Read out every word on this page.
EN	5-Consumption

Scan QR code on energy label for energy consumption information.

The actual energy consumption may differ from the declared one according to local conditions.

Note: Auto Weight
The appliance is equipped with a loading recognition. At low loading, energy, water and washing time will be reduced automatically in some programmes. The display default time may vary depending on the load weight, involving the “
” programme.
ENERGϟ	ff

WHAT YOU NEED TO DO
Return all the data above once more, precisely as given.

SOLUTION FOR THIS PROBLEM
Read out every word on this page.
EN	5-Consumption

Scan QR code on energy label for energy consumption information.

The actual energy consumption may differ from the declared one according to local conditions.

Note: Auto Weight
The appliance is equipped with a loading recognition. At low loading, energy, water and washing time will be reduced automatically in some programmes. The display default time may vary depending on the load weight, involving the “
” programme.
ENERGϟ	ff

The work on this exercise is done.